Find and copy each line of the records where the string "костылей" shows up.

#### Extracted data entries
########

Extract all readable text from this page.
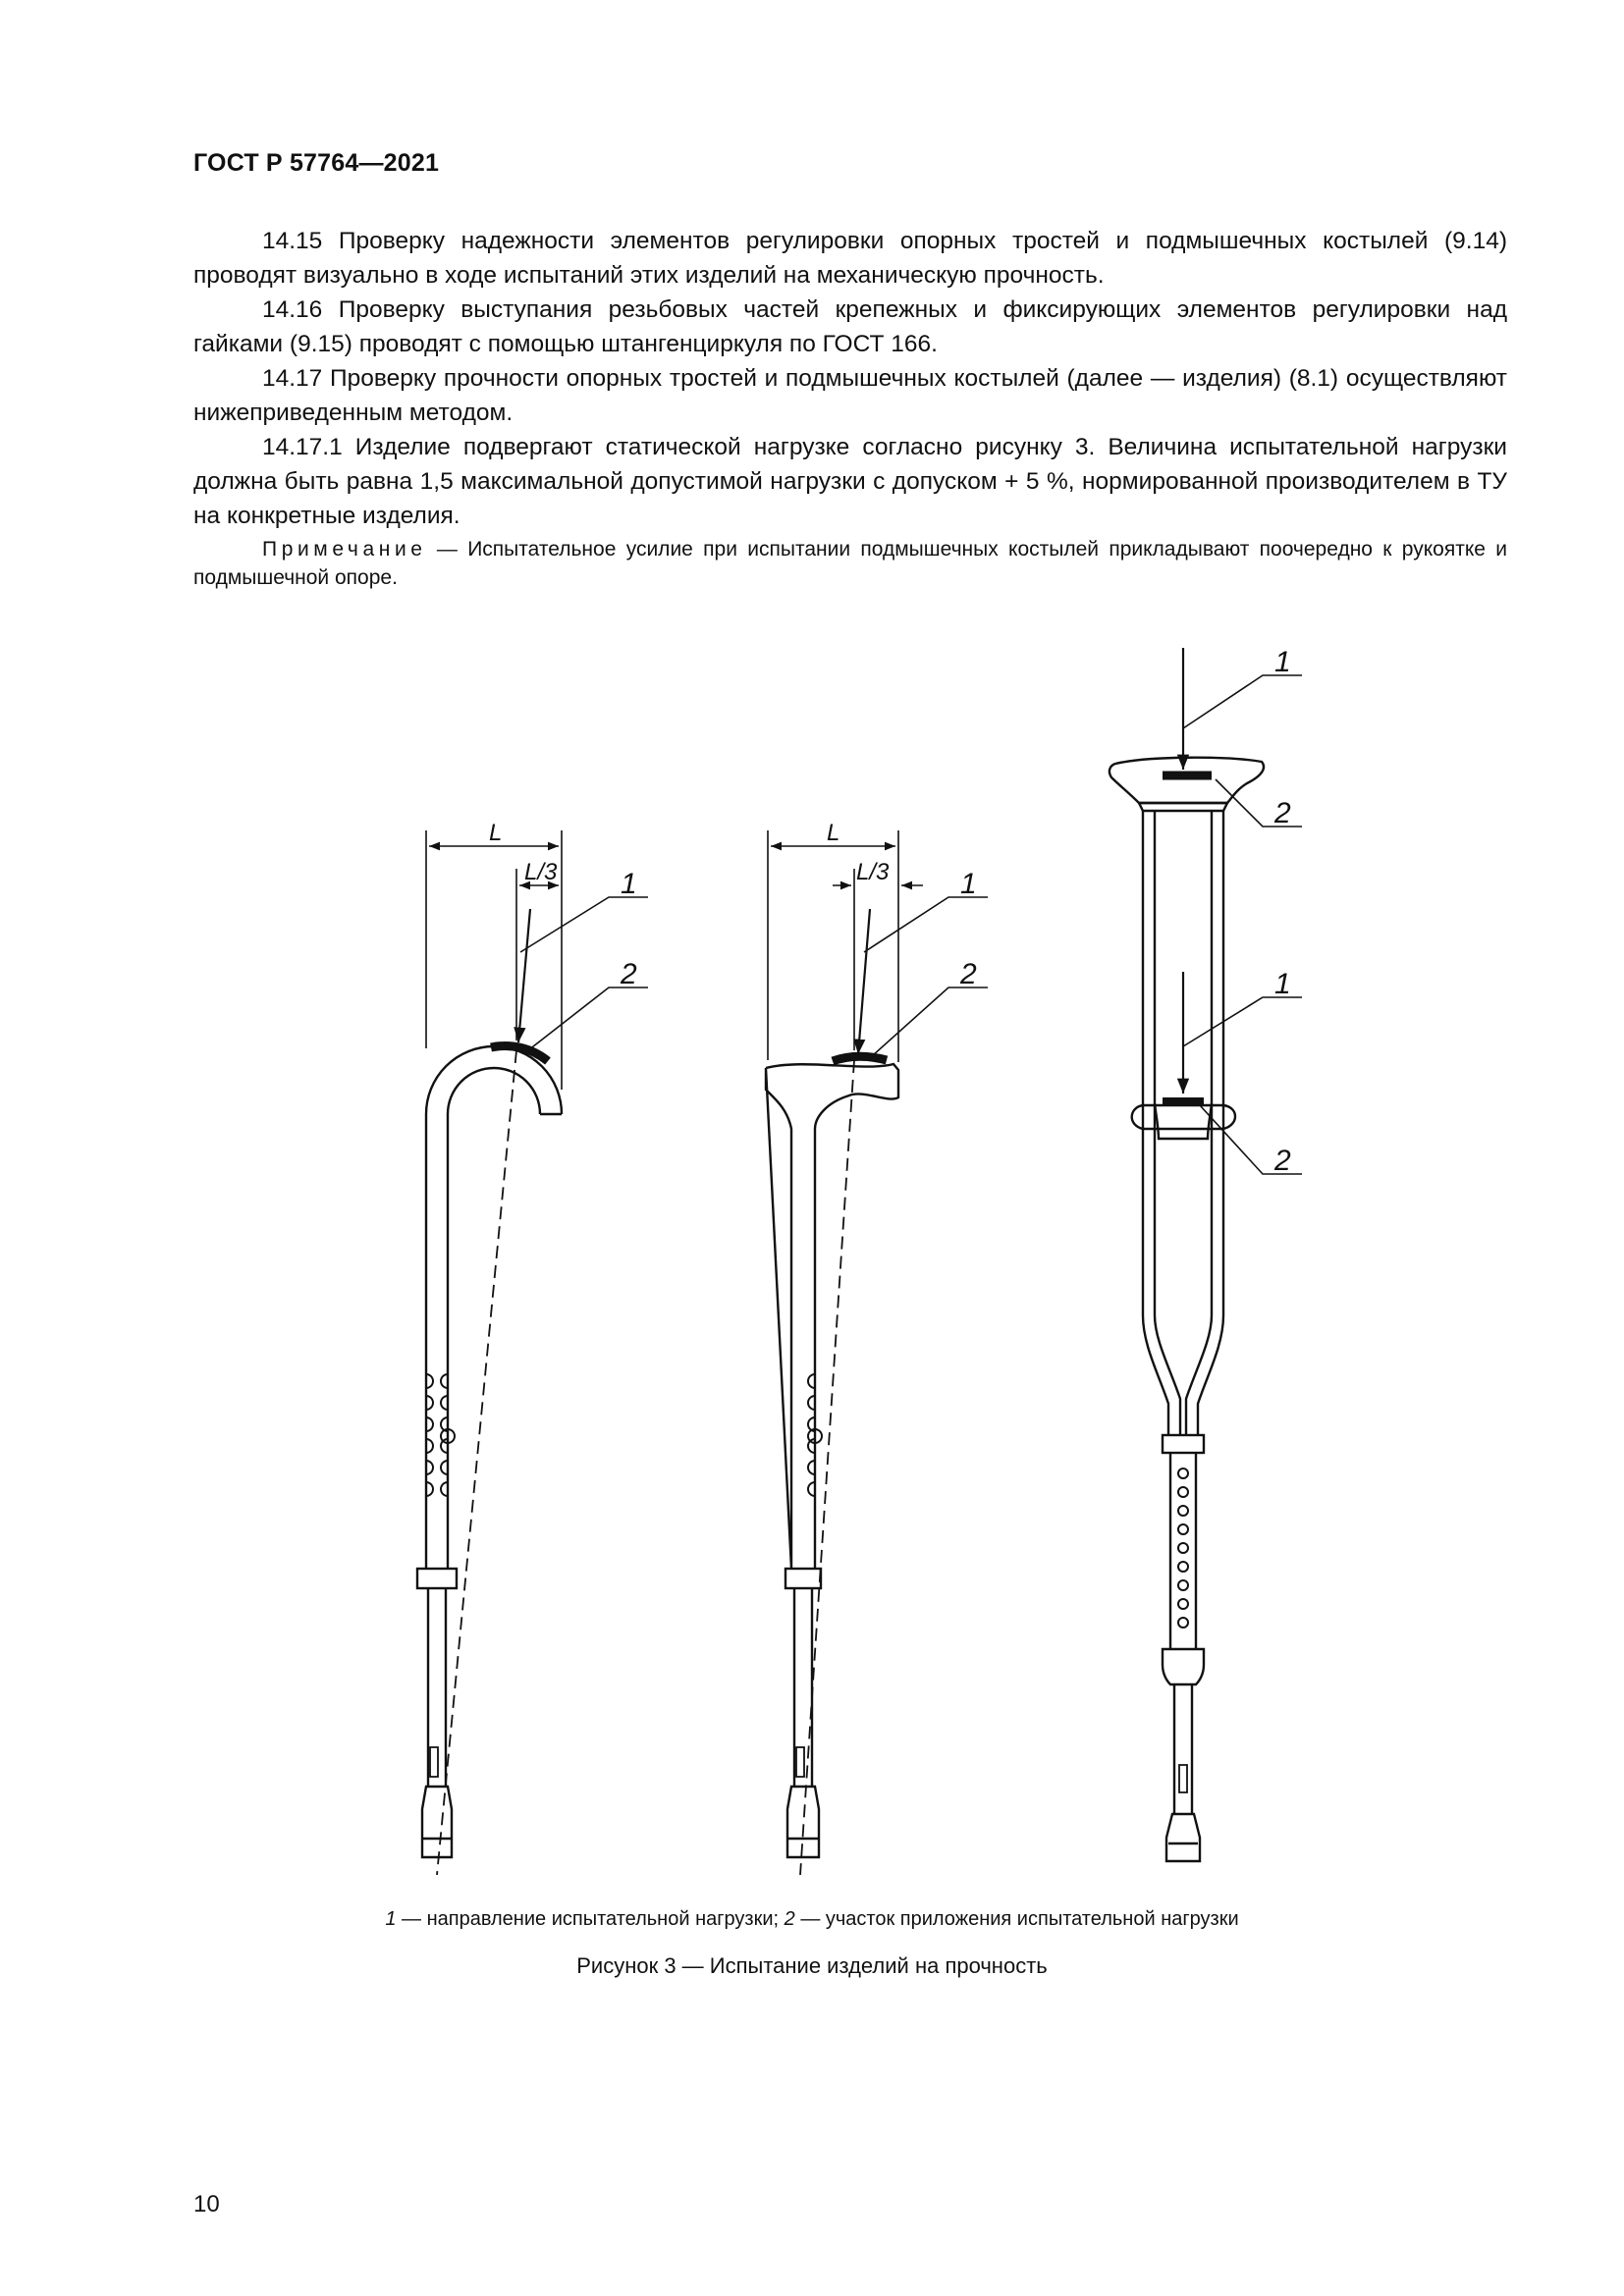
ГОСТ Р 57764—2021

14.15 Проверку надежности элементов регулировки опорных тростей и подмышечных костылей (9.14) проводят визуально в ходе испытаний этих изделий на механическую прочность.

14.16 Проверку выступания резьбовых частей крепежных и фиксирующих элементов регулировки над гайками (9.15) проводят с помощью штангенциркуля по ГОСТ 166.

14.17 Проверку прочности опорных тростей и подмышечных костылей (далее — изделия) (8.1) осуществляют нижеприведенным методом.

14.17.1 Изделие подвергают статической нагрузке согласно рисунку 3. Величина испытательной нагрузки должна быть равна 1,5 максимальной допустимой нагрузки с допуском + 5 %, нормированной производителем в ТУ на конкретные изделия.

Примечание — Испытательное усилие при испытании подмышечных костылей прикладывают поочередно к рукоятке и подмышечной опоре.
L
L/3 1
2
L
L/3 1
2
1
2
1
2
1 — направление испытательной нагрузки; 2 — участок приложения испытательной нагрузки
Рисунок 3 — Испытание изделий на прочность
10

########

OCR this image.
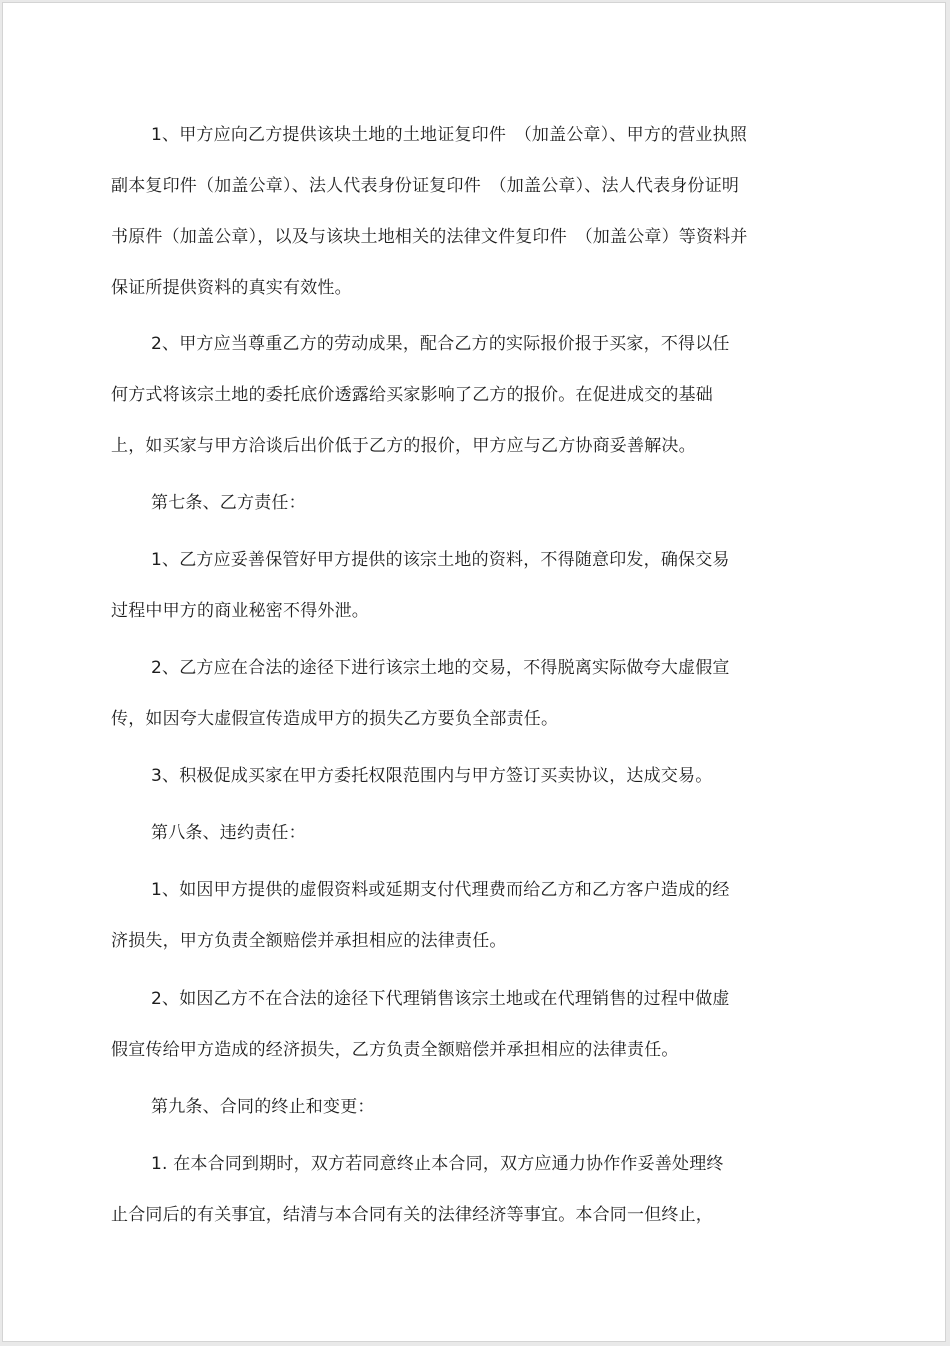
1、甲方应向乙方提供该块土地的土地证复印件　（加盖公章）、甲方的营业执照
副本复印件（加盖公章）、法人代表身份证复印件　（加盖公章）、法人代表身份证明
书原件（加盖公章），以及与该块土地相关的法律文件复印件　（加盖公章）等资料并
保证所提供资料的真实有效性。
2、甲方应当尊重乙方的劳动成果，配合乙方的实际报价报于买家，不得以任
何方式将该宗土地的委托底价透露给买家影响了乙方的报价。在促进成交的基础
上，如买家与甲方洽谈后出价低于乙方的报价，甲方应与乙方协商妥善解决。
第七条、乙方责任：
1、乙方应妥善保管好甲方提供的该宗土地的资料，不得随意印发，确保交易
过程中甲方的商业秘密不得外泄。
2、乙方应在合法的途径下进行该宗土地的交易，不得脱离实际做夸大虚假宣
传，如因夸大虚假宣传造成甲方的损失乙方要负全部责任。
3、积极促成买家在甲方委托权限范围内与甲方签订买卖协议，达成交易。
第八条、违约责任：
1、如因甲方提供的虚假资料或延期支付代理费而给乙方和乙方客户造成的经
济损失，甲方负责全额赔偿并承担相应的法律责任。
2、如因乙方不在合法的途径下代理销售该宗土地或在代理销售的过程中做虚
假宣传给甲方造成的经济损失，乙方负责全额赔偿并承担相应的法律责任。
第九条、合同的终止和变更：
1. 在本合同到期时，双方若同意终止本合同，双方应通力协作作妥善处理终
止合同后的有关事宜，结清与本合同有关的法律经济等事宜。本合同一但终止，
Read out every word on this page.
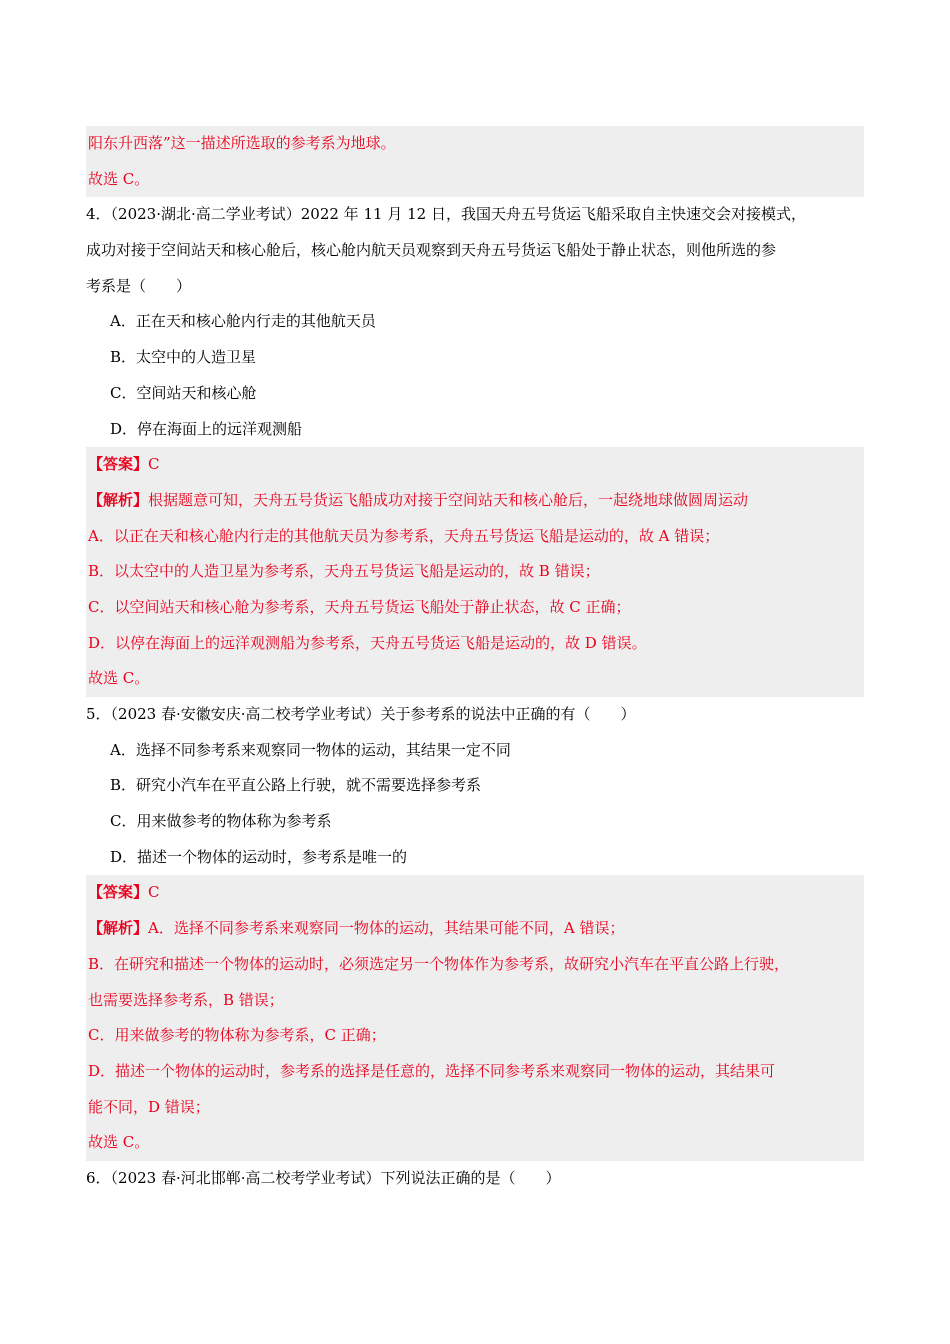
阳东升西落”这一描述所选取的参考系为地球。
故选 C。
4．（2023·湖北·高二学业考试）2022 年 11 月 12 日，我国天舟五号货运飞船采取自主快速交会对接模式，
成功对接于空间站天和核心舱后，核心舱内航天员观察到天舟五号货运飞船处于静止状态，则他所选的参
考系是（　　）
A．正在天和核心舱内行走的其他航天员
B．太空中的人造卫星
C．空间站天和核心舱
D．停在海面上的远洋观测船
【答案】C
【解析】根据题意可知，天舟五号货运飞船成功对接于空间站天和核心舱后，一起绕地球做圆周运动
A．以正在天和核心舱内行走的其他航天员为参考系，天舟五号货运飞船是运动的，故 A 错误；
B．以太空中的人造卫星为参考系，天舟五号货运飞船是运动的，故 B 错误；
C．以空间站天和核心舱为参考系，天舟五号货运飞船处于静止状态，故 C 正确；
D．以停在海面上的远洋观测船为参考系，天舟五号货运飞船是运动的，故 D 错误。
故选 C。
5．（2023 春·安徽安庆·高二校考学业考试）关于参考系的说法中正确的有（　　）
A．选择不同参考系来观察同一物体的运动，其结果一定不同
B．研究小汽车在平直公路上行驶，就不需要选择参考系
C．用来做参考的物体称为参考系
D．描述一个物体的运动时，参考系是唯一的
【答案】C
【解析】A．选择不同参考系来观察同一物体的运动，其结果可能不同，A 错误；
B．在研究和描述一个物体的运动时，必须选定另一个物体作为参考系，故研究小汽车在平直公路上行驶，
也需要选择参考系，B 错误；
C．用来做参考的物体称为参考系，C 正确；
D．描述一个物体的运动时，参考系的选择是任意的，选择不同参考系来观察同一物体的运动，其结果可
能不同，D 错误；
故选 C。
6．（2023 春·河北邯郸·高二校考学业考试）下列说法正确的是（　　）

########

#### Exercise solution
14.15 Проверку надежности элементов регулировки опорных тростей и подмышечных костылей (9.14) проводят визуально в ходе испытаний этих изделий на механическую прочность.
14.17 Проверку прочности опорных тростей и подмышечных костылей (далее — изделия) (8.1) осуществляют нижеприведенным методом.
Примечание — Испытательное усилие при испытании подмышечных костылей прикладывают поочередно к рукоятке и подмышечной опоре.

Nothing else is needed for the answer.